(Dataset records)
Start

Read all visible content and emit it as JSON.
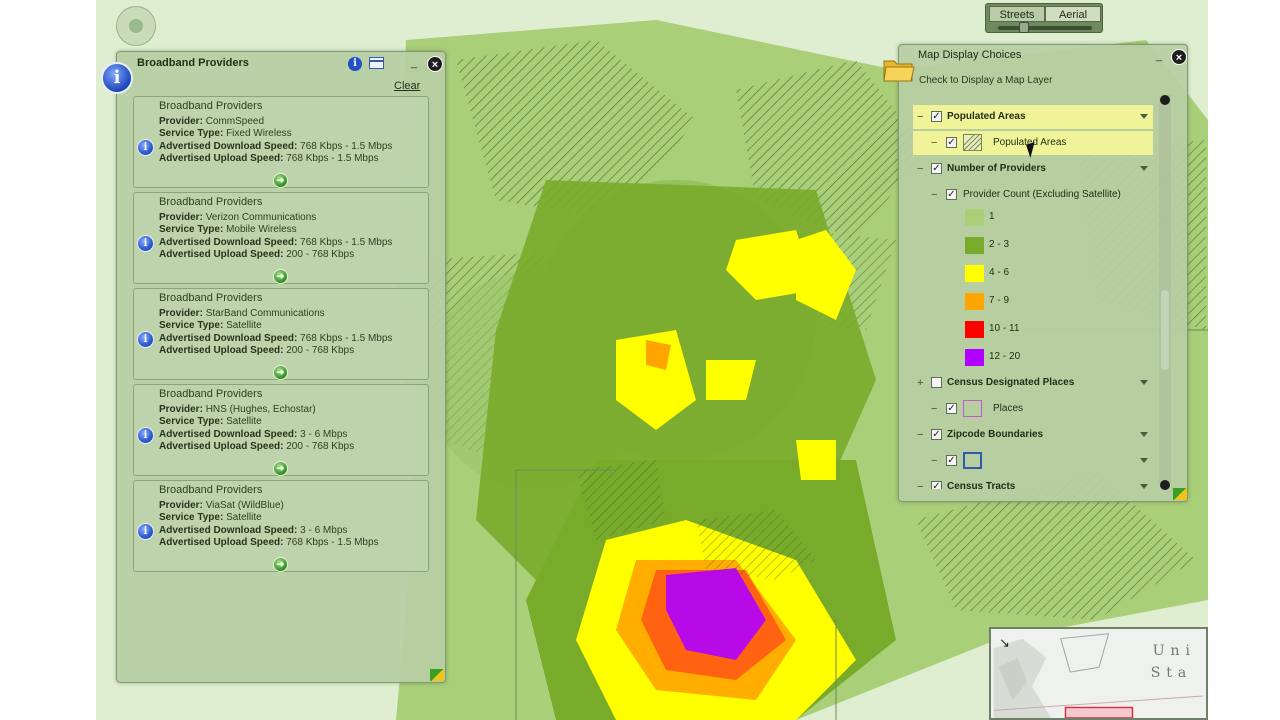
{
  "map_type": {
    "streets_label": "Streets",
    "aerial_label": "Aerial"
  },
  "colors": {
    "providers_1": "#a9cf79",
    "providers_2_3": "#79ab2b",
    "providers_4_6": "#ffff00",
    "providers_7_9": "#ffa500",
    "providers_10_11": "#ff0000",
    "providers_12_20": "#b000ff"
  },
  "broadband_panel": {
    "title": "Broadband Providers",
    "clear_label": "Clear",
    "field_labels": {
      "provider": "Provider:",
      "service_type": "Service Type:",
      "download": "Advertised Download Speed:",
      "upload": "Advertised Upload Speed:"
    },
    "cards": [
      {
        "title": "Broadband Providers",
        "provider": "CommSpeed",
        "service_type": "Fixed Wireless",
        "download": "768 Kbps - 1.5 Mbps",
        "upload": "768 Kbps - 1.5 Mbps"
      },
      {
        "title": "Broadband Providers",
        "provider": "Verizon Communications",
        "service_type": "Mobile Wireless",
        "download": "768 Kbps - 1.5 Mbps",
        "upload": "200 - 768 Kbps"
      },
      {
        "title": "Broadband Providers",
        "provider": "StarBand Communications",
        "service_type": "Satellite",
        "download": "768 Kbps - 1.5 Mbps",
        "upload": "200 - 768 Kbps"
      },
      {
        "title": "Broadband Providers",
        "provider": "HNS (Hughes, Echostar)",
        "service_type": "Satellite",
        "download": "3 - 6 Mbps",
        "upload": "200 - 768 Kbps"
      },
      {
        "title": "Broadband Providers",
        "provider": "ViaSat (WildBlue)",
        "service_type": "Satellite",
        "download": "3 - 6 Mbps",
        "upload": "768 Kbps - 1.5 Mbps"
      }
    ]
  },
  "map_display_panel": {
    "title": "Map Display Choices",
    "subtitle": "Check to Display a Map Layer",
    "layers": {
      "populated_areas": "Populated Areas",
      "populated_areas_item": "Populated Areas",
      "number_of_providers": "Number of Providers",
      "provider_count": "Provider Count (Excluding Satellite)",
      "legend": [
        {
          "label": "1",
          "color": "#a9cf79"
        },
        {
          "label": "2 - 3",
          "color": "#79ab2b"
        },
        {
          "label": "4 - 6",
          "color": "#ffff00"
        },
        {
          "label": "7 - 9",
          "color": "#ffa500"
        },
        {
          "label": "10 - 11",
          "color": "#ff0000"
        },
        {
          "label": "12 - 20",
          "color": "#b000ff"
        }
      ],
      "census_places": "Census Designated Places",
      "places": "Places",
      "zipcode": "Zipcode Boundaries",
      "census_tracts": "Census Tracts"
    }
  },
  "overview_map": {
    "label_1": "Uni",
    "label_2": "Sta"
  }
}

End

**Request:**
Read through the lines above and collect those that contain the string "Advertised".

**Response to this task:**
      "download": "Advertised Download Speed:",
      "upload": "Advertised Upload Speed:"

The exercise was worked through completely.